**RECORDS FOR THIS TASK:**
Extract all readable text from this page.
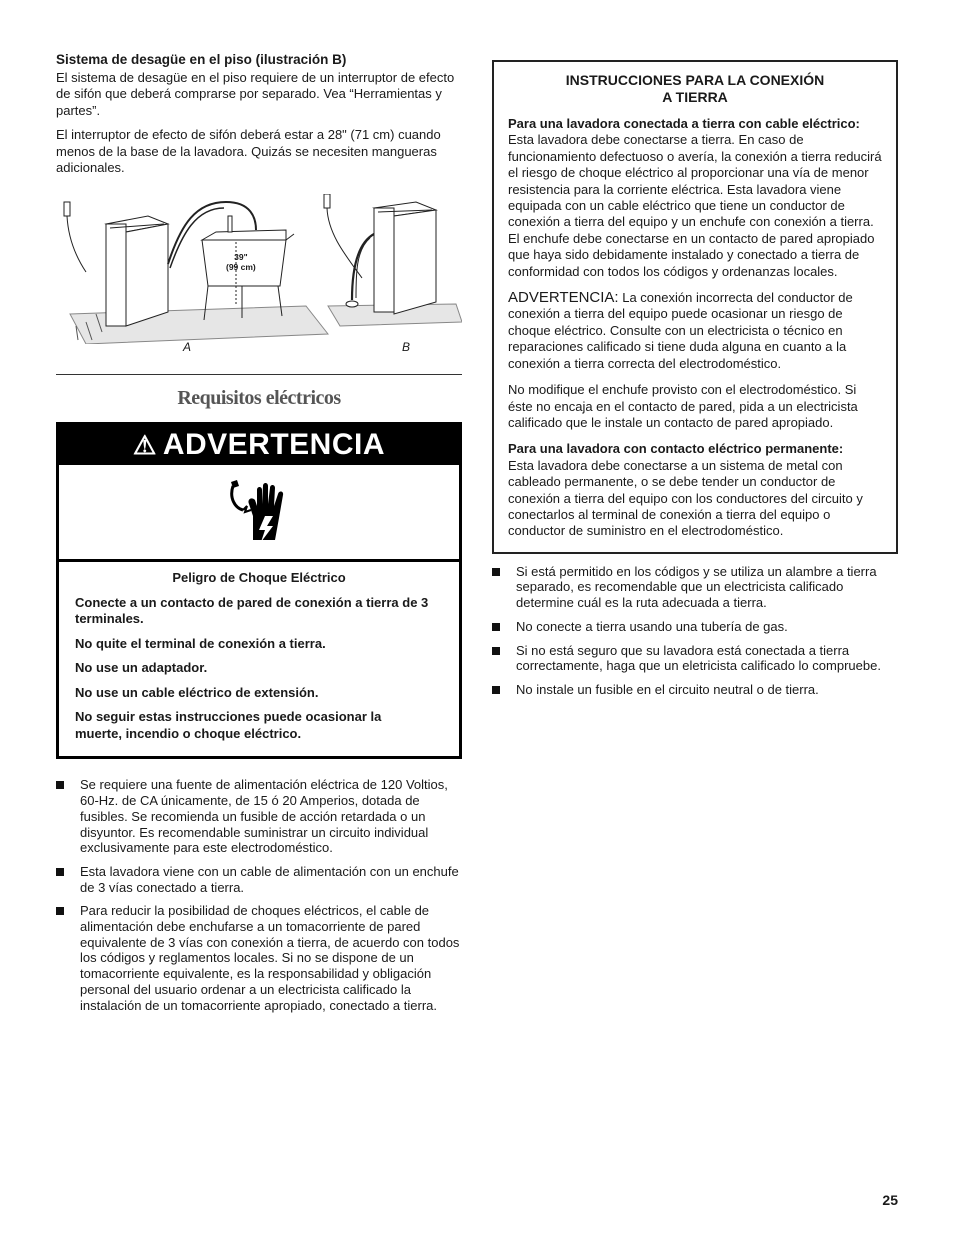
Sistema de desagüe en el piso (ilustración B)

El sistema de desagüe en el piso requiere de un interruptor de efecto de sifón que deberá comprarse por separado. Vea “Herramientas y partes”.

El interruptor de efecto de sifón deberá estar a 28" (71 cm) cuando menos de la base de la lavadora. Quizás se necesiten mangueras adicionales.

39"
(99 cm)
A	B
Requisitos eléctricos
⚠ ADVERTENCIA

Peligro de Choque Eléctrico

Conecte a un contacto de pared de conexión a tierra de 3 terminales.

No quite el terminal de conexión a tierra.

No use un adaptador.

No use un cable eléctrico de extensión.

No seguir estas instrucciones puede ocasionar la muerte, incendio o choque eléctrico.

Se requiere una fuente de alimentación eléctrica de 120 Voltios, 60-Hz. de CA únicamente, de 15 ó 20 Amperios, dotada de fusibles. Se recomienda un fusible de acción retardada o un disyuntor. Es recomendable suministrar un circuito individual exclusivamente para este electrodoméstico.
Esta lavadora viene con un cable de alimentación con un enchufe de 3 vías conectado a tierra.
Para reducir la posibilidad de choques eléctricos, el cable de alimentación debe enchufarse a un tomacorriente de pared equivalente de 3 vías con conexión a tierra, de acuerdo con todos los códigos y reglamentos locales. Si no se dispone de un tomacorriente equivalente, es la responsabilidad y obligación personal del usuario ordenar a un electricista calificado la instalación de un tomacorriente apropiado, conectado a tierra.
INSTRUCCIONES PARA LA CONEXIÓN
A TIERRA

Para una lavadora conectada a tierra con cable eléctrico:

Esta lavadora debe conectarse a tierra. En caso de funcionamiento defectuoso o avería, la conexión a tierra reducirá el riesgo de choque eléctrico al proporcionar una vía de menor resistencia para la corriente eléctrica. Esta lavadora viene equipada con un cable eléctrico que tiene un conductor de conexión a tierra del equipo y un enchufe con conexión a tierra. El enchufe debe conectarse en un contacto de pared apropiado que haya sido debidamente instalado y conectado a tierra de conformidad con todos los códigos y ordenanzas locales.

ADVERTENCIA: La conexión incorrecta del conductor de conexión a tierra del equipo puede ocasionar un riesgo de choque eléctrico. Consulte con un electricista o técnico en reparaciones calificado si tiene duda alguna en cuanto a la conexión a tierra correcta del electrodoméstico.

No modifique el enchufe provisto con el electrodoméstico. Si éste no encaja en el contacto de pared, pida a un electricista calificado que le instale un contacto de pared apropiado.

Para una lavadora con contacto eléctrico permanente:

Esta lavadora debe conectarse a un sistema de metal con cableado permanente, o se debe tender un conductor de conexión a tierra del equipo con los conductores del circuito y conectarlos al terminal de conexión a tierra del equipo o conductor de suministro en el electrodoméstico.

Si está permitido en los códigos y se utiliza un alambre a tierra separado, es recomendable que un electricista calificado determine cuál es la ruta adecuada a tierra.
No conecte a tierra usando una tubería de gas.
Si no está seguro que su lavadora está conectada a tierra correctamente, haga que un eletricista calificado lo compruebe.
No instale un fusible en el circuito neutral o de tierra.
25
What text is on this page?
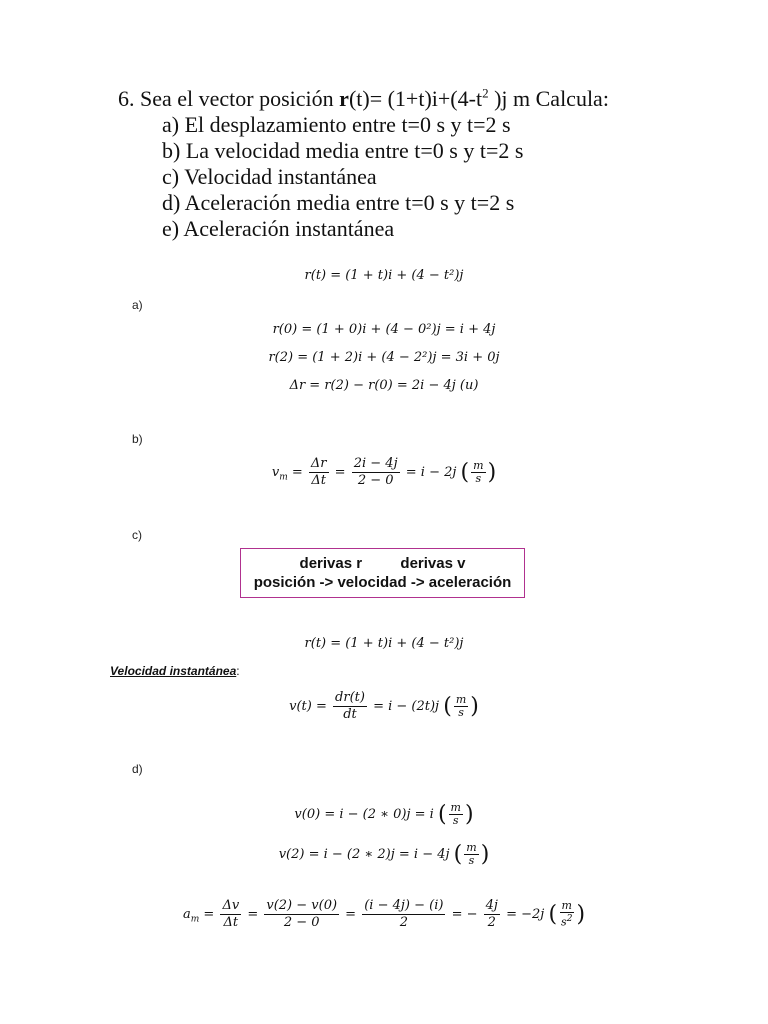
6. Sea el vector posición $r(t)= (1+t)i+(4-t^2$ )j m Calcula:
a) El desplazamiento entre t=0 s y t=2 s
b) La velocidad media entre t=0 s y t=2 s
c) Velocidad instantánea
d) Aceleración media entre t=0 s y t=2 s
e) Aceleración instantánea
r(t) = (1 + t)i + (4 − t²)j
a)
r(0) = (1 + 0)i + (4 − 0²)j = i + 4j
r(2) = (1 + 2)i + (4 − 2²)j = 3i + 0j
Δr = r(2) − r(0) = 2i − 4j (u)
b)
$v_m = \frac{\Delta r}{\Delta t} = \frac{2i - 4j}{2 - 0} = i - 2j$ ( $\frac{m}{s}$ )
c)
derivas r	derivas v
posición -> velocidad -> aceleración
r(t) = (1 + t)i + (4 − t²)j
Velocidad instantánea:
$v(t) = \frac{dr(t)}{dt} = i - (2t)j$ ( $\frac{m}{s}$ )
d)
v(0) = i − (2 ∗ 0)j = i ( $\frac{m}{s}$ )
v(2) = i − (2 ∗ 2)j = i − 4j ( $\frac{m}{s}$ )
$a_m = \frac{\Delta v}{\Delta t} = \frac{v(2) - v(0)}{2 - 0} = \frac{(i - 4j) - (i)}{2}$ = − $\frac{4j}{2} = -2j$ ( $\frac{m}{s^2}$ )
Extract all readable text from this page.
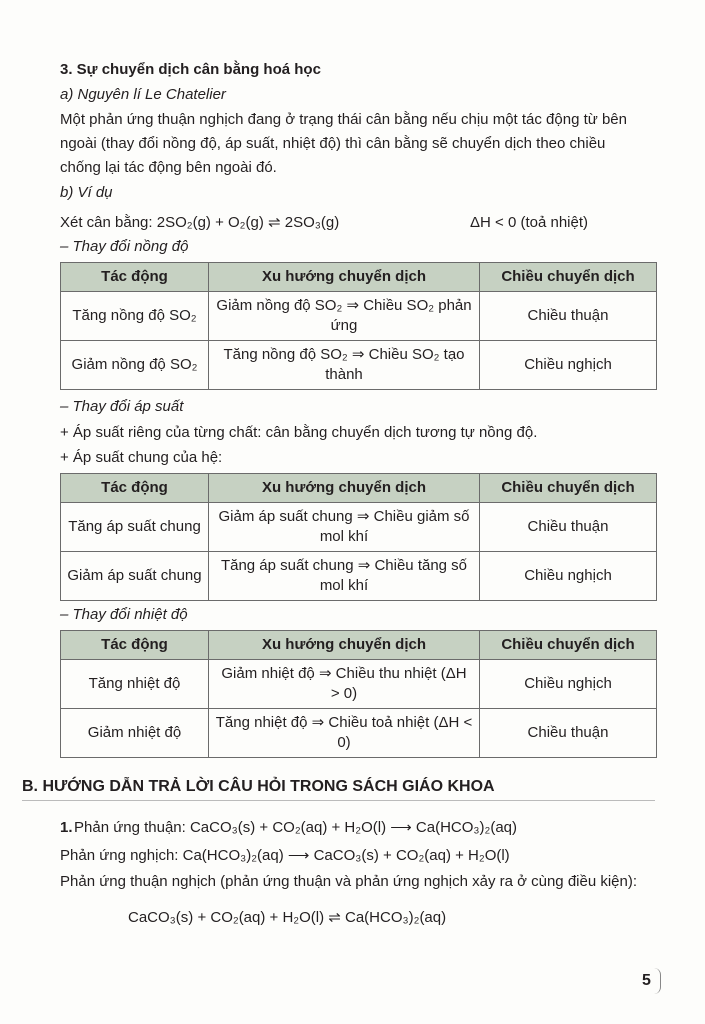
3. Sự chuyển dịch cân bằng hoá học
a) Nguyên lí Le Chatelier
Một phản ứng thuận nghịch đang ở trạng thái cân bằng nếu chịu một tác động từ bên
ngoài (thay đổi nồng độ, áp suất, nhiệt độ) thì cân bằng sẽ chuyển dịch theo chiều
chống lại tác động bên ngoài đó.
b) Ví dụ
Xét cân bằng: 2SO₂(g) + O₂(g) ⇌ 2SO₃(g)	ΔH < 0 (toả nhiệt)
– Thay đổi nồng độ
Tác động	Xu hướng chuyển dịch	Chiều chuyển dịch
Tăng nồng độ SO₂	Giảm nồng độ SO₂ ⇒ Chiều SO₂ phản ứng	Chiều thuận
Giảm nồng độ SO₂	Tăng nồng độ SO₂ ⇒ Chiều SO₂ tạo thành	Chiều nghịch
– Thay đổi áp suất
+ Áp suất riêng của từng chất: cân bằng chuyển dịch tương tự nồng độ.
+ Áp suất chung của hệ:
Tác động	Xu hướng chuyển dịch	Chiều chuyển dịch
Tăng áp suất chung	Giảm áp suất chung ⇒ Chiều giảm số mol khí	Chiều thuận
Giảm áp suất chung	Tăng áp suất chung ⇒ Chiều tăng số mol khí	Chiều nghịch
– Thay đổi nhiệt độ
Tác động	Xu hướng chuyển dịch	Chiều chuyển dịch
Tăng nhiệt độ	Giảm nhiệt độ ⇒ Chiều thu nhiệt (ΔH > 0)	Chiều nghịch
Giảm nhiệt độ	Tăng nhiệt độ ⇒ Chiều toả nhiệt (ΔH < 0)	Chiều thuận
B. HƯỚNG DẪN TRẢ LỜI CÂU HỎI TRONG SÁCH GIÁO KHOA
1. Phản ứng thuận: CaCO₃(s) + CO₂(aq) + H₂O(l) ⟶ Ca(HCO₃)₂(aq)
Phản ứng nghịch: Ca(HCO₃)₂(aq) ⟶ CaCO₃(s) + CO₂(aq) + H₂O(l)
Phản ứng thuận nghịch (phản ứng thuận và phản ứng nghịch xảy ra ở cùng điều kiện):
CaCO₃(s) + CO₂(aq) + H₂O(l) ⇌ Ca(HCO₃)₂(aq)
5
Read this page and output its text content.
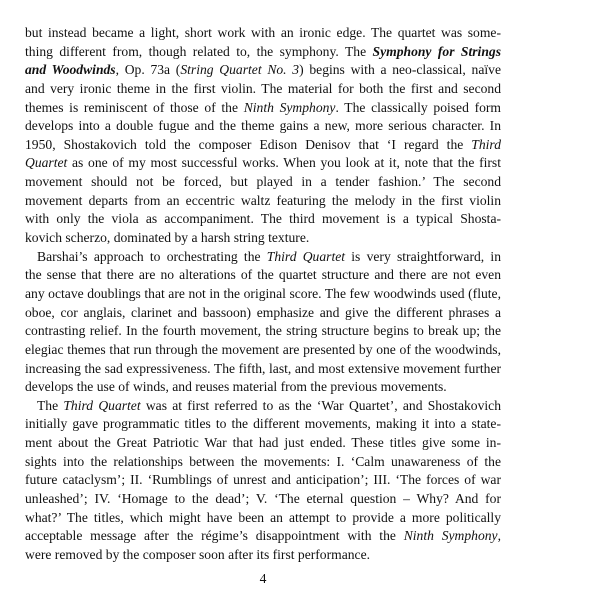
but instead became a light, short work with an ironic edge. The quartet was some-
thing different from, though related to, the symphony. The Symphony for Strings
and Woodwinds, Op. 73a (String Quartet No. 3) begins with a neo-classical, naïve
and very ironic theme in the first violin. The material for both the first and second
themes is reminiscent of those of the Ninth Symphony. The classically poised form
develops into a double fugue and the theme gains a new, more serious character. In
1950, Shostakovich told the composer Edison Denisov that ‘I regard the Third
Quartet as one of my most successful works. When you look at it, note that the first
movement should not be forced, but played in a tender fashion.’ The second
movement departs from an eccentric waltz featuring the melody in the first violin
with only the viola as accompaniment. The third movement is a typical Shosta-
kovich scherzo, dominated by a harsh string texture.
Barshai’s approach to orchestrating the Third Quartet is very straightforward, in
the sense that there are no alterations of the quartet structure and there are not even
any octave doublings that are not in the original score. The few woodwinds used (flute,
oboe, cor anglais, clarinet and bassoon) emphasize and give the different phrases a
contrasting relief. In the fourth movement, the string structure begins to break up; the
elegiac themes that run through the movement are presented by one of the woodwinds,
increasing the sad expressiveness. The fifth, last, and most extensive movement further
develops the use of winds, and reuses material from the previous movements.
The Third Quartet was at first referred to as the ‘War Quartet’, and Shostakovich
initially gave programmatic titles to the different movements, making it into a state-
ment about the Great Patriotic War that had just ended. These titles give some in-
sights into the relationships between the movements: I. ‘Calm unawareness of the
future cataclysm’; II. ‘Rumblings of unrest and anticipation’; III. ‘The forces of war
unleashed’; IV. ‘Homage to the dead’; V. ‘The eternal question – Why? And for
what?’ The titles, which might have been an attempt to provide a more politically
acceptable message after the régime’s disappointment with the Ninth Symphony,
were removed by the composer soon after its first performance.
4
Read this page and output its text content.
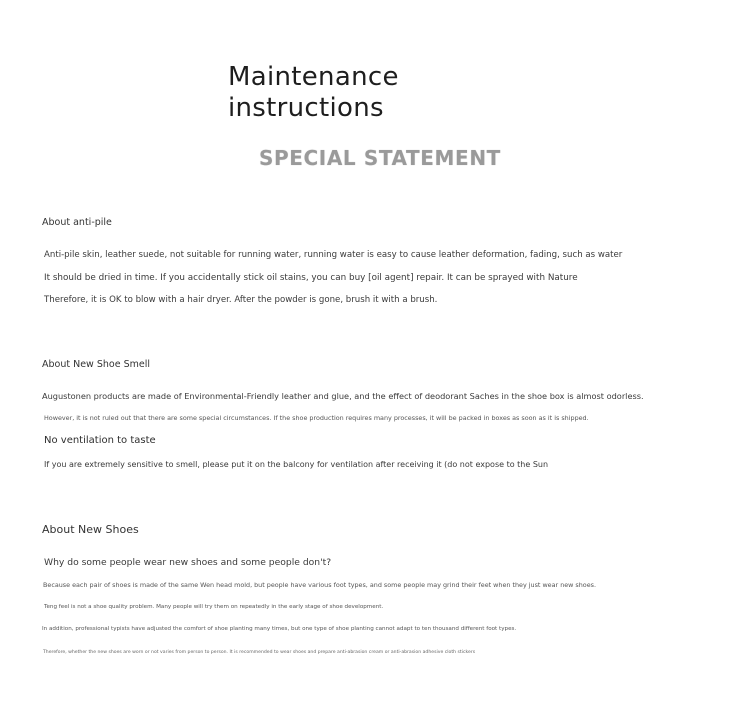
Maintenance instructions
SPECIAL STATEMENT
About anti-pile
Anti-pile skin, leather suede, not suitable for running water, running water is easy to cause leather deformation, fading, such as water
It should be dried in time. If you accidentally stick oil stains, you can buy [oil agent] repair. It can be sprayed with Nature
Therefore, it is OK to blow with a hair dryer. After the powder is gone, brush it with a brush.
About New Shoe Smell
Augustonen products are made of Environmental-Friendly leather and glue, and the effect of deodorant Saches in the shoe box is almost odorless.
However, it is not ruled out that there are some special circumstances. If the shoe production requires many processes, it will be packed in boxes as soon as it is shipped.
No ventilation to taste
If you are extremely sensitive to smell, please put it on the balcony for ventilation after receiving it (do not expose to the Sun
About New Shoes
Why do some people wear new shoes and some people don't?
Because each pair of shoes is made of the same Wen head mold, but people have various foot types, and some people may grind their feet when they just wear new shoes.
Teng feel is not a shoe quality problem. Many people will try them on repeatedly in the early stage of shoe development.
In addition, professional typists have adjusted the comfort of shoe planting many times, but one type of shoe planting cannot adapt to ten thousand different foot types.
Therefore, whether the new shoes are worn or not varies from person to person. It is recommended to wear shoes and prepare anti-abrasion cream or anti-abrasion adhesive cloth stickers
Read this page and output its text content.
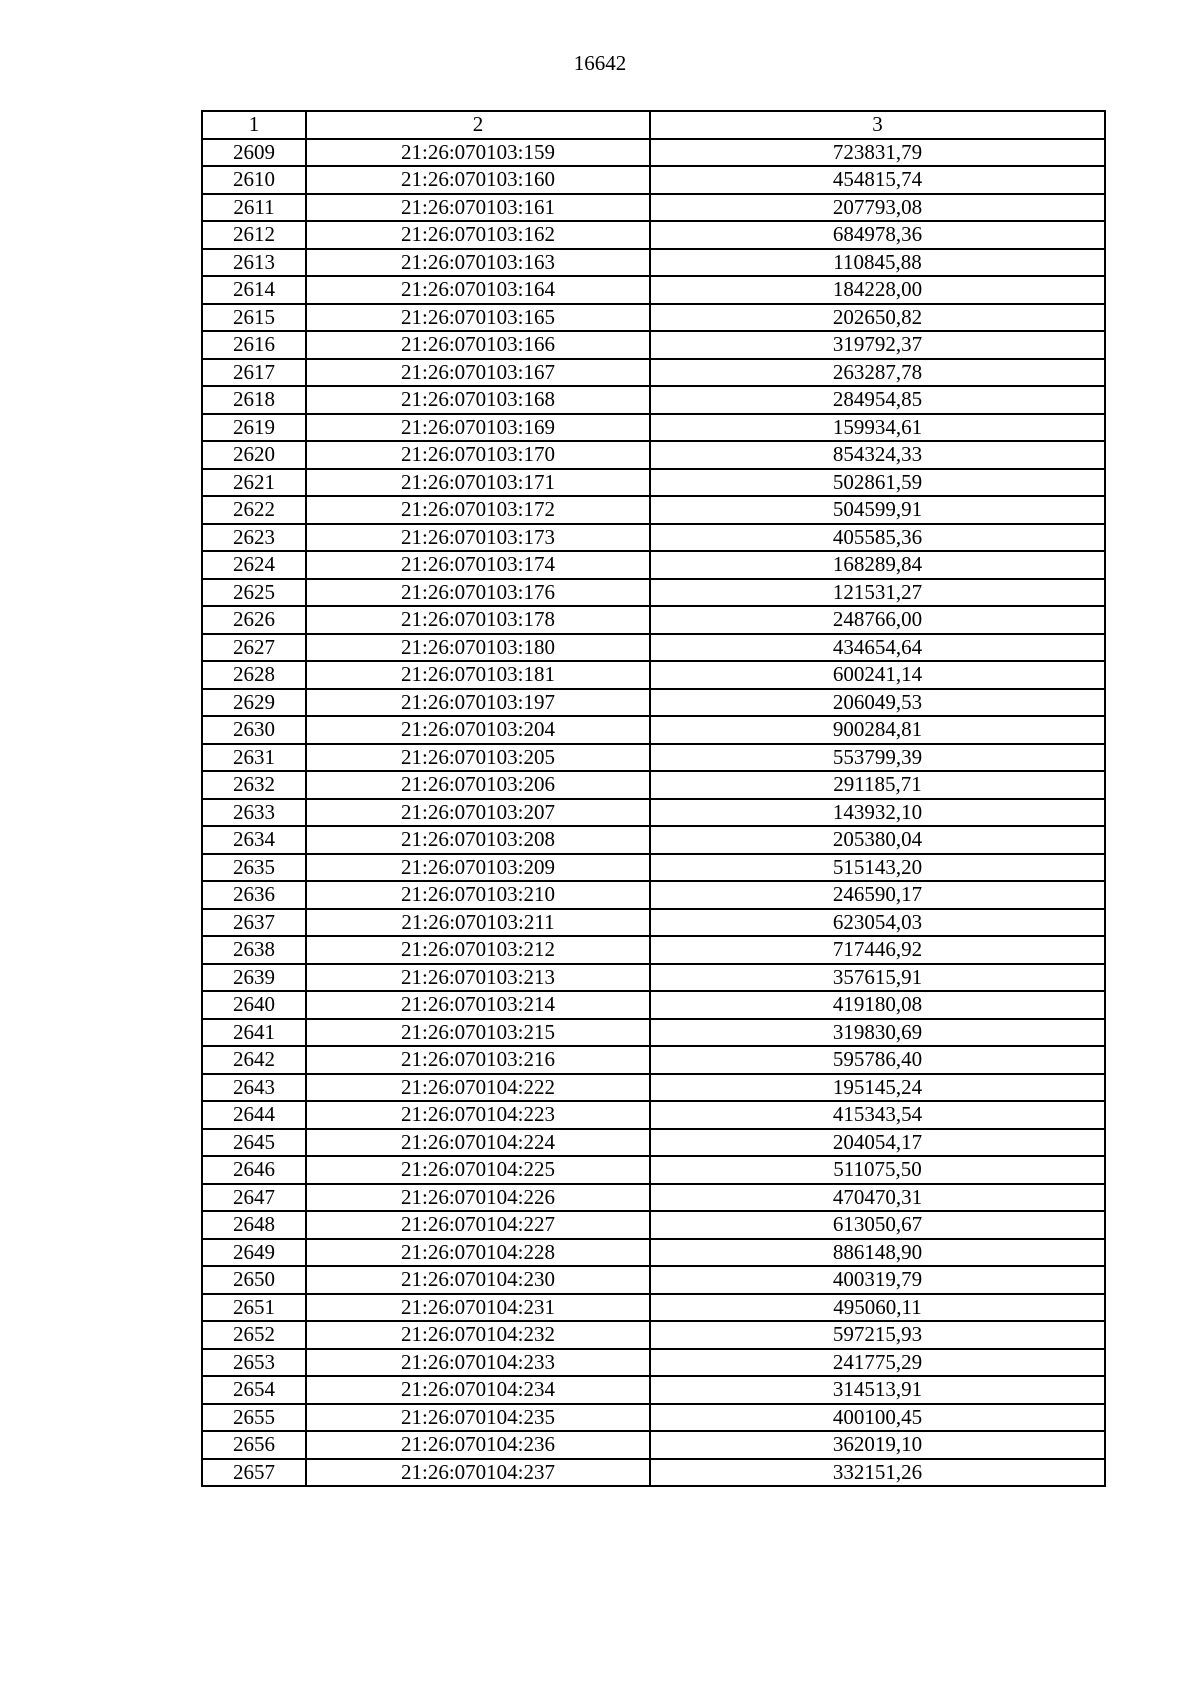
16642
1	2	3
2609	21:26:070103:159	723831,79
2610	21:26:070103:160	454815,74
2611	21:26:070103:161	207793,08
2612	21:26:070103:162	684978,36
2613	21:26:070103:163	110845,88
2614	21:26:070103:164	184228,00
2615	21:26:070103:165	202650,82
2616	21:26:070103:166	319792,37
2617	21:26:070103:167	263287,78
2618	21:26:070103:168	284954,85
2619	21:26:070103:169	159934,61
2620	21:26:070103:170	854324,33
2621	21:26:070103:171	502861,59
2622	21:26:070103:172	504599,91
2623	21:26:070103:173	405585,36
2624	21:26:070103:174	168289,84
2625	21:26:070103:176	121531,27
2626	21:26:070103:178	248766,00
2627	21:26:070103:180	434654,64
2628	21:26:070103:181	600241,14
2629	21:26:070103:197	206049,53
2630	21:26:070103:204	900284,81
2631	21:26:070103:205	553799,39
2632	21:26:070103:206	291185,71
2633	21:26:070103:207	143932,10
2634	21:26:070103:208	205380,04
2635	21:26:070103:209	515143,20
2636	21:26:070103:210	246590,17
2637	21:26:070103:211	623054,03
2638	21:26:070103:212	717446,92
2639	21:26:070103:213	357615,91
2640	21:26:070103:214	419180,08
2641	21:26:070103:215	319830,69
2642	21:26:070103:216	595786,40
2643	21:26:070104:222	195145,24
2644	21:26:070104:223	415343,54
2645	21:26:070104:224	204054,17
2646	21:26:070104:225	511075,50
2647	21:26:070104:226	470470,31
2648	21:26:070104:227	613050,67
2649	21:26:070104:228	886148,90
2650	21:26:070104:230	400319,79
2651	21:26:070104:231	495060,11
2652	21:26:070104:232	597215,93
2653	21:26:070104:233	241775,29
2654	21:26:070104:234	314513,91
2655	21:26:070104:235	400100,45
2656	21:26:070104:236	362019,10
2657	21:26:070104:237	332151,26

**WRITTEN PROBLEM:** Isolate each line of the listing above that includes "separado". Copy it.

**ANSWER TO THE PROBLEM:**
El sistema de desagüe en el piso requiere de un interruptor de efecto de sifón que deberá comprarse por separado. Vea “Herramientas y partes”.
Si está permitido en los códigos y se utiliza un alambre a tierra separado, es recomendable que un electricista calificado determine cuál es la ruta adecuada a tierra.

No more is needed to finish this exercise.